▶ **Rows from a figure dataset**
•••••

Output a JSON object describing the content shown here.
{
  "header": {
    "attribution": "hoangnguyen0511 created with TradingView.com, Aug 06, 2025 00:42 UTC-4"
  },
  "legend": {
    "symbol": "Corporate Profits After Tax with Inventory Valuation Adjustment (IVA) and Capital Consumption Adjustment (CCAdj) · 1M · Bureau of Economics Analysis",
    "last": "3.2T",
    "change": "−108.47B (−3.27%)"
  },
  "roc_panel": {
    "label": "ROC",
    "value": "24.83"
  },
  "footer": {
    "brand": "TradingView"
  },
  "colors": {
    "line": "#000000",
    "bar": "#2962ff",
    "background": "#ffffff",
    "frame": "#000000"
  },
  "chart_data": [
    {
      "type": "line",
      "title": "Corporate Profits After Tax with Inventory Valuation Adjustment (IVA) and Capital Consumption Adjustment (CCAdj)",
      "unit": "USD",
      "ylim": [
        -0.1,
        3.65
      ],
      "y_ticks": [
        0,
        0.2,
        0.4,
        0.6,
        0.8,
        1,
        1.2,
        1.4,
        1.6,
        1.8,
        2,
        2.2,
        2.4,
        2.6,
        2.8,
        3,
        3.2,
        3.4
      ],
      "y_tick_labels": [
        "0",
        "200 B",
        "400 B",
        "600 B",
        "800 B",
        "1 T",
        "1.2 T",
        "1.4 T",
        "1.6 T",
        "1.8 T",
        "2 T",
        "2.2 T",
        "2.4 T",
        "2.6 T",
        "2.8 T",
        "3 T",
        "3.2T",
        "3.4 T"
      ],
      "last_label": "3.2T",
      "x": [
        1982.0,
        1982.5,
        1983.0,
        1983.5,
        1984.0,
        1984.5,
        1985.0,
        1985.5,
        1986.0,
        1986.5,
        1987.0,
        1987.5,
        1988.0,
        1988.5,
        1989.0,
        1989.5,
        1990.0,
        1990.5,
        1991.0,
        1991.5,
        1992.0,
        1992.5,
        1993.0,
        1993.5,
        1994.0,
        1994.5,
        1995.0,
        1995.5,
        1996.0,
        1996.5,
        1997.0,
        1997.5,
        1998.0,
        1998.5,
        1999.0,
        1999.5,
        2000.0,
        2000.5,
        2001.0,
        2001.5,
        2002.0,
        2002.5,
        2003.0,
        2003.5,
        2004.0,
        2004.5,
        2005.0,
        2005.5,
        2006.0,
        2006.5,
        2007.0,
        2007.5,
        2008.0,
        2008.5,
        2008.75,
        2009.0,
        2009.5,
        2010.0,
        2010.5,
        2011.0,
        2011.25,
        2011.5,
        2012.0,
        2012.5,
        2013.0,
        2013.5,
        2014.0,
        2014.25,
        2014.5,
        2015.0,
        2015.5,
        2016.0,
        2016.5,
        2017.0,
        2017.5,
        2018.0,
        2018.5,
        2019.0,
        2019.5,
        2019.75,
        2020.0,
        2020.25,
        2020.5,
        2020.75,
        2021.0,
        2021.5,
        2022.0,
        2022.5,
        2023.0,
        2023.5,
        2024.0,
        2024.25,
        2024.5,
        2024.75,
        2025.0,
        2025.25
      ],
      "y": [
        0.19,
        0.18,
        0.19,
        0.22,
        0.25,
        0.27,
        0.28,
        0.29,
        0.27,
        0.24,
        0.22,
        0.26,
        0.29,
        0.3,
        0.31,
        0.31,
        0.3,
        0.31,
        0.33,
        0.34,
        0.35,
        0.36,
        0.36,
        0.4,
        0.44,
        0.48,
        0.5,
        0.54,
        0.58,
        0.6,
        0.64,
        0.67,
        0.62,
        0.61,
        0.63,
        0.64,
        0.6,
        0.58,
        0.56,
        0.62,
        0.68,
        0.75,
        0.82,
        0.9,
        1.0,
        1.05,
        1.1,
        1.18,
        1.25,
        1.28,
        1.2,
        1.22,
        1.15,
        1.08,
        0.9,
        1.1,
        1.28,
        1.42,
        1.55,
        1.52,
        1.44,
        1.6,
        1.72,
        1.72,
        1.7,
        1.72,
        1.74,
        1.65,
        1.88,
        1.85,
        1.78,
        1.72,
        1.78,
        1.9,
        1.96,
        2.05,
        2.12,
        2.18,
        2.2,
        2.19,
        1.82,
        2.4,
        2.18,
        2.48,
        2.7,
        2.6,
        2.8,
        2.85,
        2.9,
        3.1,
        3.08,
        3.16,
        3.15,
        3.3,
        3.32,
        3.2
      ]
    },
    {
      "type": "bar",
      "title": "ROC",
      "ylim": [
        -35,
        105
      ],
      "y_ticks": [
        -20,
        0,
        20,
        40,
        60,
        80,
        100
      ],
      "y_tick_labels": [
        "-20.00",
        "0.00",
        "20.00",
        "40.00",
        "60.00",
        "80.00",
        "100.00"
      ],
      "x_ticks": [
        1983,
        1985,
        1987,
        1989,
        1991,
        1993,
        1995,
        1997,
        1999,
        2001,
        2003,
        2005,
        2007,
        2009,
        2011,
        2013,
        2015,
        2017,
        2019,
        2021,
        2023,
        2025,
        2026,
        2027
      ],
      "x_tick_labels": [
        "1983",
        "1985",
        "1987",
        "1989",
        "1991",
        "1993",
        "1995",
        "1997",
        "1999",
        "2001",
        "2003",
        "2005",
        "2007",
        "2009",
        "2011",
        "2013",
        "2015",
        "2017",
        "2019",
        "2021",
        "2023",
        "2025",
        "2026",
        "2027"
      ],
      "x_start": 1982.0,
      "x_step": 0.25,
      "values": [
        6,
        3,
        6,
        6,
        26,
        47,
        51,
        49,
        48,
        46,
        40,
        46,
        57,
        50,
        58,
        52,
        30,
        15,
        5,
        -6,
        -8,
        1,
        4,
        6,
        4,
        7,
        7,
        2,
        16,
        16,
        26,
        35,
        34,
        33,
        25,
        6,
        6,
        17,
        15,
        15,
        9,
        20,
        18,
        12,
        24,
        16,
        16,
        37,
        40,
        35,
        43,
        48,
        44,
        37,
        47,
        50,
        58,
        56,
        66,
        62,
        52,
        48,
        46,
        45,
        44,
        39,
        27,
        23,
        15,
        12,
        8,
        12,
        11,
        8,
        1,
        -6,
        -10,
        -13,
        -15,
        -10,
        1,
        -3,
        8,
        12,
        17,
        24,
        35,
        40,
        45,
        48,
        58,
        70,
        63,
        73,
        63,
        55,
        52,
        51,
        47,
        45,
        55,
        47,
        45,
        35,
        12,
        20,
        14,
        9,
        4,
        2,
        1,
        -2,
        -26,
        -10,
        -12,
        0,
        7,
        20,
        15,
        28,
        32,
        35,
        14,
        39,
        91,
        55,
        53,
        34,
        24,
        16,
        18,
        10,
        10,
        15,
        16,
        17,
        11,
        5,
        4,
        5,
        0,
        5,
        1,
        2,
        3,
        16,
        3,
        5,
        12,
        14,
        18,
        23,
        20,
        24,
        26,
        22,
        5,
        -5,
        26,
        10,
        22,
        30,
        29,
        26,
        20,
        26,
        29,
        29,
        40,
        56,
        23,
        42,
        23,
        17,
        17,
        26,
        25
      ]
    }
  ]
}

•••••

▶ **Objective**
Reproduce each line of the entries in which the word "title" is found.

▶ **Task answer**
      "title": "Corporate Profits After Tax with Inventory Valuation Adjustment (IVA) and Capital Consumption Adjustment (CCAdj)",
      "title": "ROC",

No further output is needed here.